§ What you are asked to do
Skip the pictures and repeat each line of the data exactly.
=== Given entries ===
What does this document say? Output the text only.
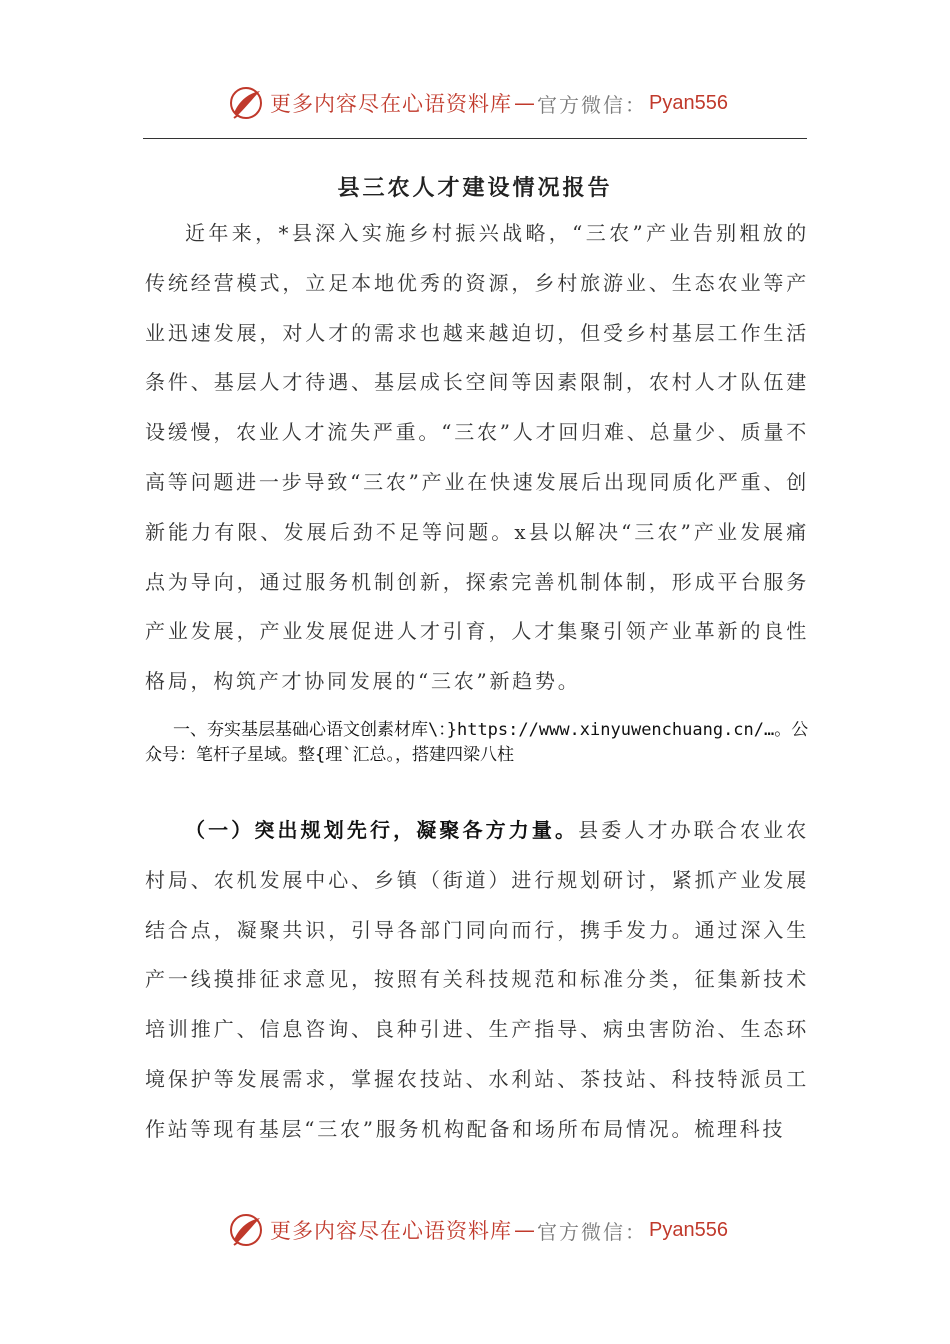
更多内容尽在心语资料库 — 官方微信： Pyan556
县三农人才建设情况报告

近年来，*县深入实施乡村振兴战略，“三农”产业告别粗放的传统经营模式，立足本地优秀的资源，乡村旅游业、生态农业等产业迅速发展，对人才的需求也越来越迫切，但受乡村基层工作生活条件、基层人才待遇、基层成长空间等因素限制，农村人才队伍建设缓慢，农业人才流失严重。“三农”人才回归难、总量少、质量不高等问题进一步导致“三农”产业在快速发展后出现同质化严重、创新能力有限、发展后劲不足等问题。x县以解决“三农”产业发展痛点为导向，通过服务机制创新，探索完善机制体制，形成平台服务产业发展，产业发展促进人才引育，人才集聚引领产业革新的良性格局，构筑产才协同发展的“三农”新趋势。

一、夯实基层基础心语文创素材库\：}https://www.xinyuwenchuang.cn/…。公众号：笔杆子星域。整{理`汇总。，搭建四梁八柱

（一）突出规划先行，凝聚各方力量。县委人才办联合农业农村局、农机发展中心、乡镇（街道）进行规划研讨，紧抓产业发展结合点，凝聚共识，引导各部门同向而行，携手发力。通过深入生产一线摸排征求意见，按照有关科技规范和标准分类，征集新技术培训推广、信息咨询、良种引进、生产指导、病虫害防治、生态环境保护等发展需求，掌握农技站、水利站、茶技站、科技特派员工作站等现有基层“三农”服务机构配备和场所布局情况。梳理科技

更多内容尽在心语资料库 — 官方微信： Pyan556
===
§ Complete answer
What does this document say? Output the text only.
更多内容尽在心语资料库 — 官方微信： Pyan556
县三农人才建设情况报告

近年来，*县深入实施乡村振兴战略，“三农”产业告别粗放的传统经营模式，立足本地优秀的资源，乡村旅游业、生态农业等产业迅速发展，对人才的需求也越来越迫切，但受乡村基层工作生活条件、基层人才待遇、基层成长空间等因素限制，农村人才队伍建设缓慢，农业人才流失严重。“三农”人才回归难、总量少、质量不高等问题进一步导致“三农”产业在快速发展后出现同质化严重、创新能力有限、发展后劲不足等问题。x县以解决“三农”产业发展痛点为导向，通过服务机制创新，探索完善机制体制，形成平台服务产业发展，产业发展促进人才引育，人才集聚引领产业革新的良性格局，构筑产才协同发展的“三农”新趋势。

一、夯实基层基础心语文创素材库\：}https://www.xinyuwenchuang.cn/…。公众号：笔杆子星域。整{理`汇总。，搭建四梁八柱

（一）突出规划先行，凝聚各方力量。县委人才办联合农业农村局、农机发展中心、乡镇（街道）进行规划研讨，紧抓产业发展结合点，凝聚共识，引导各部门同向而行，携手发力。通过深入生产一线摸排征求意见，按照有关科技规范和标准分类，征集新技术培训推广、信息咨询、良种引进、生产指导、病虫害防治、生态环境保护等发展需求，掌握农技站、水利站、茶技站、科技特派员工作站等现有基层“三农”服务机构配备和场所布局情况。梳理科技

更多内容尽在心语资料库 — 官方微信： Pyan556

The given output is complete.